Stated goal:
Extract each line of the material that follows exactly and omit its pictures.

Material for this task:

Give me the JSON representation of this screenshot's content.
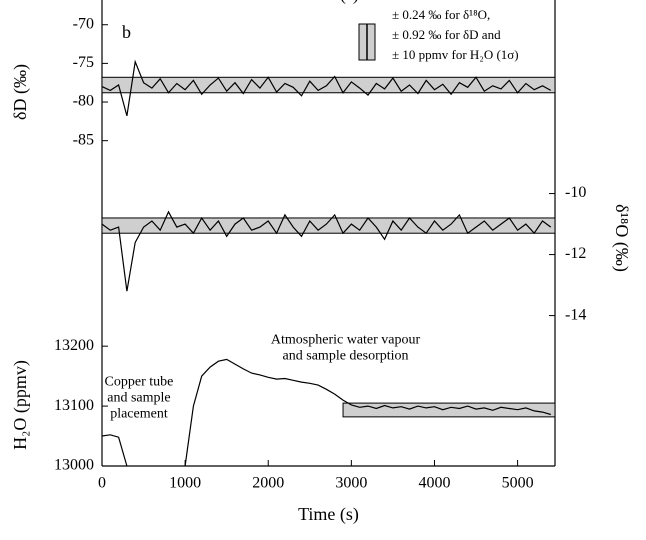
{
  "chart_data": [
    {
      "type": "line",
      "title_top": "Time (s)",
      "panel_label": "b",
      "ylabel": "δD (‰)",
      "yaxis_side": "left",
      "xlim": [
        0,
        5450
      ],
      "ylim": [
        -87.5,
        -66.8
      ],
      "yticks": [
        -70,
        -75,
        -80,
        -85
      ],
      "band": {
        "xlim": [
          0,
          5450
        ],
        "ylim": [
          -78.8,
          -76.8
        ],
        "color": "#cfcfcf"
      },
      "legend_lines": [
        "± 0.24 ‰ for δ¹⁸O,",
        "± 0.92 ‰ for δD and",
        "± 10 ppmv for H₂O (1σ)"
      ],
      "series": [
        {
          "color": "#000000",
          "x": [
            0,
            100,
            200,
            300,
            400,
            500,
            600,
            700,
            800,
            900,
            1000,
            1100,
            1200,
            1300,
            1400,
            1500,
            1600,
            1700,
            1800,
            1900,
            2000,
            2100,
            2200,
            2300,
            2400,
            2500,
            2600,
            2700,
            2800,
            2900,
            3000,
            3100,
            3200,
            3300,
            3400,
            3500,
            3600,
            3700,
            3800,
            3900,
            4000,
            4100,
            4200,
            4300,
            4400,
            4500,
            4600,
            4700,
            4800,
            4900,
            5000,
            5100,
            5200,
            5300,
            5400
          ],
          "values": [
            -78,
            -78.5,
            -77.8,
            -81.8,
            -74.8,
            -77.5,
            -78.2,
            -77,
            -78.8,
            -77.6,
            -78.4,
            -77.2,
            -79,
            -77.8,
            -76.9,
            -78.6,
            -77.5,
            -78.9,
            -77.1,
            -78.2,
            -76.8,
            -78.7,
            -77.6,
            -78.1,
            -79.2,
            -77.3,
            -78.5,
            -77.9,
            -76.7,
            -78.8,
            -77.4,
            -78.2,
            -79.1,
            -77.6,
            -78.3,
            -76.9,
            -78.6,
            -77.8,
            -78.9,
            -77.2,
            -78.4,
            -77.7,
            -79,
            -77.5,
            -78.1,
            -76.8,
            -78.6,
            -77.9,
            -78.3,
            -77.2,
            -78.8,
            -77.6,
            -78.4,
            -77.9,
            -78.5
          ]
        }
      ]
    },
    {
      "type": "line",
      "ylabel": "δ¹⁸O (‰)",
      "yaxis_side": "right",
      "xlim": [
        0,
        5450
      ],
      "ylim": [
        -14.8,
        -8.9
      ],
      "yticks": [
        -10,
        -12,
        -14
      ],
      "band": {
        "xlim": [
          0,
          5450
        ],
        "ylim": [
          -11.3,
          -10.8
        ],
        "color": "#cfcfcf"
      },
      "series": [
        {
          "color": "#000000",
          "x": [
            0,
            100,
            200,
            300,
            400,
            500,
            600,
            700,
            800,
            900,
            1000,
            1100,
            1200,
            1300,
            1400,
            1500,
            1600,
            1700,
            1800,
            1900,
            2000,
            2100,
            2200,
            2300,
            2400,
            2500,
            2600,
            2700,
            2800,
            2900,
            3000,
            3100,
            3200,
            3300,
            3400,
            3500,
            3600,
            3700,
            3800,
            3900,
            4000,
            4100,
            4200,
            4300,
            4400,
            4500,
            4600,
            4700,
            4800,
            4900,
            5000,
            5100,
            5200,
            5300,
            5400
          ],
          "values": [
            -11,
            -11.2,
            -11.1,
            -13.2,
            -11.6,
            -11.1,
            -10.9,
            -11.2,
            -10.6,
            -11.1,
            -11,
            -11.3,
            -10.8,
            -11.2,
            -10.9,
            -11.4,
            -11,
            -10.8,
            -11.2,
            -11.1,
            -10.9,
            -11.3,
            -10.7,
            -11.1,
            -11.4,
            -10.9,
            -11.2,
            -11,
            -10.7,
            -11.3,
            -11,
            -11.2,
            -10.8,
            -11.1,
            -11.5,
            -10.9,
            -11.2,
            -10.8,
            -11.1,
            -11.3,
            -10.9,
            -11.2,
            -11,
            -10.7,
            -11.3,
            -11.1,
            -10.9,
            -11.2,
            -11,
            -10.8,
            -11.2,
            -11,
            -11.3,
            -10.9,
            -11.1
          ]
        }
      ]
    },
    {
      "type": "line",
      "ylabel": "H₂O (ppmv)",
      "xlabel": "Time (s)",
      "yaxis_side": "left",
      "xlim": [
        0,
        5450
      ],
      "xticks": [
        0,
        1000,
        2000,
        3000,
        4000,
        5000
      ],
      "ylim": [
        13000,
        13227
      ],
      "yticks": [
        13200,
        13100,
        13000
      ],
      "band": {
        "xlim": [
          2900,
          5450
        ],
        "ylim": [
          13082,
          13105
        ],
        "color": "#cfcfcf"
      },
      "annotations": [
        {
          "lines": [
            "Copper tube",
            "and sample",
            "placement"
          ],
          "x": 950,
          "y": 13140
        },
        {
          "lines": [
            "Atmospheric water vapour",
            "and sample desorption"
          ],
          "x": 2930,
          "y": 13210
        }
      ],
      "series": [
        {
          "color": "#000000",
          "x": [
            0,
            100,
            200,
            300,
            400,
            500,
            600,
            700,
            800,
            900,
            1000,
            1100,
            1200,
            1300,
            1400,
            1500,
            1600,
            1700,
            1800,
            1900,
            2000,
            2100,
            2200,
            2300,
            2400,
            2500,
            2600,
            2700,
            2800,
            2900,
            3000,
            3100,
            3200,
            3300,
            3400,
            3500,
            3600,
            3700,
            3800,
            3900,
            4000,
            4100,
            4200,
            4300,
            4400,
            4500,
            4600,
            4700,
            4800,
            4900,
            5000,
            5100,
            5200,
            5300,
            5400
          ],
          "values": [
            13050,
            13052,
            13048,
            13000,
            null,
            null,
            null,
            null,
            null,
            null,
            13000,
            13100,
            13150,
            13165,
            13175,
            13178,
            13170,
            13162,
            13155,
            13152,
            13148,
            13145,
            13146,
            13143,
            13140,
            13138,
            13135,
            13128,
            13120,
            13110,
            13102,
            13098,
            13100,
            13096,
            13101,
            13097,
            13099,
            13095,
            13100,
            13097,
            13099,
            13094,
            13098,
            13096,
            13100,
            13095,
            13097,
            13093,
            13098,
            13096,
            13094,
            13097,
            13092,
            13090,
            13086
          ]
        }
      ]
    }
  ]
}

Response below:
Give me the JSON representation of this screenshot's content.
{
  "chart_data": [
    {
      "type": "line",
      "title_top": "Time (s)",
      "panel_label": "b",
      "ylabel": "δD (‰)",
      "yaxis_side": "left",
      "xlim": [
        0,
        5450
      ],
      "ylim": [
        -87.5,
        -66.8
      ],
      "yticks": [
        -70,
        -75,
        -80,
        -85
      ],
      "band": {
        "xlim": [
          0,
          5450
        ],
        "ylim": [
          -78.8,
          -76.8
        ],
        "color": "#cfcfcf"
      },
      "legend_lines": [
        "± 0.24 ‰ for δ¹⁸O,",
        "± 0.92 ‰ for δD and",
        "± 10 ppmv for H₂O (1σ)"
      ],
      "series": [
        {
          "color": "#000000",
          "x": [
            0,
            100,
            200,
            300,
            400,
            500,
            600,
            700,
            800,
            900,
            1000,
            1100,
            1200,
            1300,
            1400,
            1500,
            1600,
            1700,
            1800,
            1900,
            2000,
            2100,
            2200,
            2300,
            2400,
            2500,
            2600,
            2700,
            2800,
            2900,
            3000,
            3100,
            3200,
            3300,
            3400,
            3500,
            3600,
            3700,
            3800,
            3900,
            4000,
            4100,
            4200,
            4300,
            4400,
            4500,
            4600,
            4700,
            4800,
            4900,
            5000,
            5100,
            5200,
            5300,
            5400
          ],
          "values": [
            -78,
            -78.5,
            -77.8,
            -81.8,
            -74.8,
            -77.5,
            -78.2,
            -77,
            -78.8,
            -77.6,
            -78.4,
            -77.2,
            -79,
            -77.8,
            -76.9,
            -78.6,
            -77.5,
            -78.9,
            -77.1,
            -78.2,
            -76.8,
            -78.7,
            -77.6,
            -78.1,
            -79.2,
            -77.3,
            -78.5,
            -77.9,
            -76.7,
            -78.8,
            -77.4,
            -78.2,
            -79.1,
            -77.6,
            -78.3,
            -76.9,
            -78.6,
            -77.8,
            -78.9,
            -77.2,
            -78.4,
            -77.7,
            -79,
            -77.5,
            -78.1,
            -76.8,
            -78.6,
            -77.9,
            -78.3,
            -77.2,
            -78.8,
            -77.6,
            -78.4,
            -77.9,
            -78.5
          ]
        }
      ]
    },
    {
      "type": "line",
      "ylabel": "δ¹⁸O (‰)",
      "yaxis_side": "right",
      "xlim": [
        0,
        5450
      ],
      "ylim": [
        -14.8,
        -8.9
      ],
      "yticks": [
        -10,
        -12,
        -14
      ],
      "band": {
        "xlim": [
          0,
          5450
        ],
        "ylim": [
          -11.3,
          -10.8
        ],
        "color": "#cfcfcf"
      },
      "series": [
        {
          "color": "#000000",
          "x": [
            0,
            100,
            200,
            300,
            400,
            500,
            600,
            700,
            800,
            900,
            1000,
            1100,
            1200,
            1300,
            1400,
            1500,
            1600,
            1700,
            1800,
            1900,
            2000,
            2100,
            2200,
            2300,
            2400,
            2500,
            2600,
            2700,
            2800,
            2900,
            3000,
            3100,
            3200,
            3300,
            3400,
            3500,
            3600,
            3700,
            3800,
            3900,
            4000,
            4100,
            4200,
            4300,
            4400,
            4500,
            4600,
            4700,
            4800,
            4900,
            5000,
            5100,
            5200,
            5300,
            5400
          ],
          "values": [
            -11,
            -11.2,
            -11.1,
            -13.2,
            -11.6,
            -11.1,
            -10.9,
            -11.2,
            -10.6,
            -11.1,
            -11,
            -11.3,
            -10.8,
            -11.2,
            -10.9,
            -11.4,
            -11,
            -10.8,
            -11.2,
            -11.1,
            -10.9,
            -11.3,
            -10.7,
            -11.1,
            -11.4,
            -10.9,
            -11.2,
            -11,
            -10.7,
            -11.3,
            -11,
            -11.2,
            -10.8,
            -11.1,
            -11.5,
            -10.9,
            -11.2,
            -10.8,
            -11.1,
            -11.3,
            -10.9,
            -11.2,
            -11,
            -10.7,
            -11.3,
            -11.1,
            -10.9,
            -11.2,
            -11,
            -10.8,
            -11.2,
            -11,
            -11.3,
            -10.9,
            -11.1
          ]
        }
      ]
    },
    {
      "type": "line",
      "ylabel": "H₂O (ppmv)",
      "xlabel": "Time (s)",
      "yaxis_side": "left",
      "xlim": [
        0,
        5450
      ],
      "xticks": [
        0,
        1000,
        2000,
        3000,
        4000,
        5000
      ],
      "ylim": [
        13000,
        13227
      ],
      "yticks": [
        13200,
        13100,
        13000
      ],
      "band": {
        "xlim": [
          2900,
          5450
        ],
        "ylim": [
          13082,
          13105
        ],
        "color": "#cfcfcf"
      },
      "annotations": [
        {
          "lines": [
            "Copper tube",
            "and sample",
            "placement"
          ],
          "x": 950,
          "y": 13140
        },
        {
          "lines": [
            "Atmospheric water vapour",
            "and sample desorption"
          ],
          "x": 2930,
          "y": 13210
        }
      ],
      "series": [
        {
          "color": "#000000",
          "x": [
            0,
            100,
            200,
            300,
            400,
            500,
            600,
            700,
            800,
            900,
            1000,
            1100,
            1200,
            1300,
            1400,
            1500,
            1600,
            1700,
            1800,
            1900,
            2000,
            2100,
            2200,
            2300,
            2400,
            2500,
            2600,
            2700,
            2800,
            2900,
            3000,
            3100,
            3200,
            3300,
            3400,
            3500,
            3600,
            3700,
            3800,
            3900,
            4000,
            4100,
            4200,
            4300,
            4400,
            4500,
            4600,
            4700,
            4800,
            4900,
            5000,
            5100,
            5200,
            5300,
            5400
          ],
          "values": [
            13050,
            13052,
            13048,
            13000,
            null,
            null,
            null,
            null,
            null,
            null,
            13000,
            13100,
            13150,
            13165,
            13175,
            13178,
            13170,
            13162,
            13155,
            13152,
            13148,
            13145,
            13146,
            13143,
            13140,
            13138,
            13135,
            13128,
            13120,
            13110,
            13102,
            13098,
            13100,
            13096,
            13101,
            13097,
            13099,
            13095,
            13100,
            13097,
            13099,
            13094,
            13098,
            13096,
            13100,
            13095,
            13097,
            13093,
            13098,
            13096,
            13094,
            13097,
            13092,
            13090,
            13086
          ]
        }
      ]
    }
  ]
}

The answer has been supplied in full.